• [WORK INSTRUCTIONS]:
Repeat the material in full. Keep every line exactly as it is.

Figure dataset records
START
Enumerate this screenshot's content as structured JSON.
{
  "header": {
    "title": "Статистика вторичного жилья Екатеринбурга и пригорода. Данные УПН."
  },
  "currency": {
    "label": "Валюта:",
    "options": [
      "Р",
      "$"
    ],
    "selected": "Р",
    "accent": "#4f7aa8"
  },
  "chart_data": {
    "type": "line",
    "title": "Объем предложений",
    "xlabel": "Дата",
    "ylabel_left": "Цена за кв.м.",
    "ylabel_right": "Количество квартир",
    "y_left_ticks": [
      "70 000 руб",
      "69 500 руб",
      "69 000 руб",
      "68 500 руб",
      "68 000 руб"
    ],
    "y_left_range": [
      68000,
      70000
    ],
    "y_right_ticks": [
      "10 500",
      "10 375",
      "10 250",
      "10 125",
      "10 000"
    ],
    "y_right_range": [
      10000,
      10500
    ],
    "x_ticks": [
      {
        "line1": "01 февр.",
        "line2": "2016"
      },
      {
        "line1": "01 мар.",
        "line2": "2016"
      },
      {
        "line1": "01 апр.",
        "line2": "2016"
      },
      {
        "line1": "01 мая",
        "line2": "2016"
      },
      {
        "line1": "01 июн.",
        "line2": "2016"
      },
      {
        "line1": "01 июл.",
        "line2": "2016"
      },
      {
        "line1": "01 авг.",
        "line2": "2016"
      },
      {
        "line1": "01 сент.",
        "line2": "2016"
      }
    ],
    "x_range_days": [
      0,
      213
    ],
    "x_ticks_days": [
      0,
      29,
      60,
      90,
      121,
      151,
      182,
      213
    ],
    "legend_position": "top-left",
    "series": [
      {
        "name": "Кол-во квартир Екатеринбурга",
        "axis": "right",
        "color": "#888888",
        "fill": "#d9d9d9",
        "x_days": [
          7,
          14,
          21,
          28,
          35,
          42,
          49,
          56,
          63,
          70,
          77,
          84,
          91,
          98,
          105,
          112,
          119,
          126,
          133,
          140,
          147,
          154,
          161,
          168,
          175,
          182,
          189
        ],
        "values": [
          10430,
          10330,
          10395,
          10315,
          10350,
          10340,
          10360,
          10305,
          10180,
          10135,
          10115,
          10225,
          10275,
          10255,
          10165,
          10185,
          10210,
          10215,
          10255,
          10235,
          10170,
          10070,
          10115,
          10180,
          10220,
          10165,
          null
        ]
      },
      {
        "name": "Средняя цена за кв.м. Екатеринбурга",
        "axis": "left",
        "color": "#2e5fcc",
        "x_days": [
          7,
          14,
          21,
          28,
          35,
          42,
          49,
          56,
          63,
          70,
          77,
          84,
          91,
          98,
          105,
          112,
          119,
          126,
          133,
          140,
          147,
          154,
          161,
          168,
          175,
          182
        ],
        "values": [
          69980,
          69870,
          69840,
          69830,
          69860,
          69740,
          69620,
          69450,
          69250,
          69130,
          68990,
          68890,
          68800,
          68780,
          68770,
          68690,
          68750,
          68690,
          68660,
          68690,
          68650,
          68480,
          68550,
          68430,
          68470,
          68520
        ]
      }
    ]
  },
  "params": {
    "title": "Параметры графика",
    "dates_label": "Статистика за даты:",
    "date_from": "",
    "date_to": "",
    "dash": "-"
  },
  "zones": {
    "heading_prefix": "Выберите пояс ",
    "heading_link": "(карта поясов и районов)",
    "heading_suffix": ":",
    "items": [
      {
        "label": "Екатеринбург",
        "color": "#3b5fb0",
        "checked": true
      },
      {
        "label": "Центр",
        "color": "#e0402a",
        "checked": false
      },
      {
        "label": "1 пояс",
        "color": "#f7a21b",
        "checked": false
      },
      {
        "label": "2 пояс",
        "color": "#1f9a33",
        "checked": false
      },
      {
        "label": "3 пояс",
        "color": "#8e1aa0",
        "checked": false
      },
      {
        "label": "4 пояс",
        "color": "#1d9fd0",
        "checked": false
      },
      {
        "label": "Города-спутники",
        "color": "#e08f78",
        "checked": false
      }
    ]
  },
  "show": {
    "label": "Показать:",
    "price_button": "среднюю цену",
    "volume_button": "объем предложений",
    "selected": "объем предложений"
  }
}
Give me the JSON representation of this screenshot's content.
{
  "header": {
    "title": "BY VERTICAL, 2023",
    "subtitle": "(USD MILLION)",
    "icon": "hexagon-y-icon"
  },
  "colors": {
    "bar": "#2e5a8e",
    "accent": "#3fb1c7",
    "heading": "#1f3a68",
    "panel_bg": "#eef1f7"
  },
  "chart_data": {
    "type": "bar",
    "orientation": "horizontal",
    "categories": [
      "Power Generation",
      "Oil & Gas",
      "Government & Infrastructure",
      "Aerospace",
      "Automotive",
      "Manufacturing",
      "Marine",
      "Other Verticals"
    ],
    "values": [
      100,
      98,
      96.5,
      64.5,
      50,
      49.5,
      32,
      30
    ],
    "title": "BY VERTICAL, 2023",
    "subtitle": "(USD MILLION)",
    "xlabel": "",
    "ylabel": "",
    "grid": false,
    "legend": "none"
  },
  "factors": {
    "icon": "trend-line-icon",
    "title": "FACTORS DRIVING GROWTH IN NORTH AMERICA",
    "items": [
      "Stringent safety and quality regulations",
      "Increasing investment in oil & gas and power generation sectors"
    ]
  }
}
END
• [RIGHT ANSWER]:
Enumerate this screenshot's content as structured JSON.
{
  "header": {
    "title": "Статистика вторичного жилья Екатеринбурга и пригорода. Данные УПН."
  },
  "currency": {
    "label": "Валюта:",
    "options": [
      "Р",
      "$"
    ],
    "selected": "Р",
    "accent": "#4f7aa8"
  },
  "chart_data": {
    "type": "line",
    "title": "Объем предложений",
    "xlabel": "Дата",
    "ylabel_left": "Цена за кв.м.",
    "ylabel_right": "Количество квартир",
    "y_left_ticks": [
      "70 000 руб",
      "69 500 руб",
      "69 000 руб",
      "68 500 руб",
      "68 000 руб"
    ],
    "y_left_range": [
      68000,
      70000
    ],
    "y_right_ticks": [
      "10 500",
      "10 375",
      "10 250",
      "10 125",
      "10 000"
    ],
    "y_right_range": [
      10000,
      10500
    ],
    "x_ticks": [
      {
        "line1": "01 февр.",
        "line2": "2016"
      },
      {
        "line1": "01 мар.",
        "line2": "2016"
      },
      {
        "line1": "01 апр.",
        "line2": "2016"
      },
      {
        "line1": "01 мая",
        "line2": "2016"
      },
      {
        "line1": "01 июн.",
        "line2": "2016"
      },
      {
        "line1": "01 июл.",
        "line2": "2016"
      },
      {
        "line1": "01 авг.",
        "line2": "2016"
      },
      {
        "line1": "01 сент.",
        "line2": "2016"
      }
    ],
    "x_range_days": [
      0,
      213
    ],
    "x_ticks_days": [
      0,
      29,
      60,
      90,
      121,
      151,
      182,
      213
    ],
    "legend_position": "top-left",
    "series": [
      {
        "name": "Кол-во квартир Екатеринбурга",
        "axis": "right",
        "color": "#888888",
        "fill": "#d9d9d9",
        "x_days": [
          7,
          14,
          21,
          28,
          35,
          42,
          49,
          56,
          63,
          70,
          77,
          84,
          91,
          98,
          105,
          112,
          119,
          126,
          133,
          140,
          147,
          154,
          161,
          168,
          175,
          182,
          189
        ],
        "values": [
          10430,
          10330,
          10395,
          10315,
          10350,
          10340,
          10360,
          10305,
          10180,
          10135,
          10115,
          10225,
          10275,
          10255,
          10165,
          10185,
          10210,
          10215,
          10255,
          10235,
          10170,
          10070,
          10115,
          10180,
          10220,
          10165,
          null
        ]
      },
      {
        "name": "Средняя цена за кв.м. Екатеринбурга",
        "axis": "left",
        "color": "#2e5fcc",
        "x_days": [
          7,
          14,
          21,
          28,
          35,
          42,
          49,
          56,
          63,
          70,
          77,
          84,
          91,
          98,
          105,
          112,
          119,
          126,
          133,
          140,
          147,
          154,
          161,
          168,
          175,
          182
        ],
        "values": [
          69980,
          69870,
          69840,
          69830,
          69860,
          69740,
          69620,
          69450,
          69250,
          69130,
          68990,
          68890,
          68800,
          68780,
          68770,
          68690,
          68750,
          68690,
          68660,
          68690,
          68650,
          68480,
          68550,
          68430,
          68470,
          68520
        ]
      }
    ]
  },
  "params": {
    "title": "Параметры графика",
    "dates_label": "Статистика за даты:",
    "date_from": "",
    "date_to": "",
    "dash": "-"
  },
  "zones": {
    "heading_prefix": "Выберите пояс ",
    "heading_link": "(карта поясов и районов)",
    "heading_suffix": ":",
    "items": [
      {
        "label": "Екатеринбург",
        "color": "#3b5fb0",
        "checked": true
      },
      {
        "label": "Центр",
        "color": "#e0402a",
        "checked": false
      },
      {
        "label": "1 пояс",
        "color": "#f7a21b",
        "checked": false
      },
      {
        "label": "2 пояс",
        "color": "#1f9a33",
        "checked": false
      },
      {
        "label": "3 пояс",
        "color": "#8e1aa0",
        "checked": false
      },
      {
        "label": "4 пояс",
        "color": "#1d9fd0",
        "checked": false
      },
      {
        "label": "Города-спутники",
        "color": "#e08f78",
        "checked": false
      }
    ]
  },
  "show": {
    "label": "Показать:",
    "price_button": "среднюю цену",
    "volume_button": "объем предложений",
    "selected": "объем предложений"
  }
}
Give me the JSON representation of this screenshot's content.
{
  "header": {
    "title": "BY VERTICAL, 2023",
    "subtitle": "(USD MILLION)",
    "icon": "hexagon-y-icon"
  },
  "colors": {
    "bar": "#2e5a8e",
    "accent": "#3fb1c7",
    "heading": "#1f3a68",
    "panel_bg": "#eef1f7"
  },
  "chart_data": {
    "type": "bar",
    "orientation": "horizontal",
    "categories": [
      "Power Generation",
      "Oil & Gas",
      "Government & Infrastructure",
      "Aerospace",
      "Automotive",
      "Manufacturing",
      "Marine",
      "Other Verticals"
    ],
    "values": [
      100,
      98,
      96.5,
      64.5,
      50,
      49.5,
      32,
      30
    ],
    "title": "BY VERTICAL, 2023",
    "subtitle": "(USD MILLION)",
    "xlabel": "",
    "ylabel": "",
    "grid": false,
    "legend": "none"
  },
  "factors": {
    "icon": "trend-line-icon",
    "title": "FACTORS DRIVING GROWTH IN NORTH AMERICA",
    "items": [
      "Stringent safety and quality regulations",
      "Increasing investment in oil & gas and power generation sectors"
    ]
  }
}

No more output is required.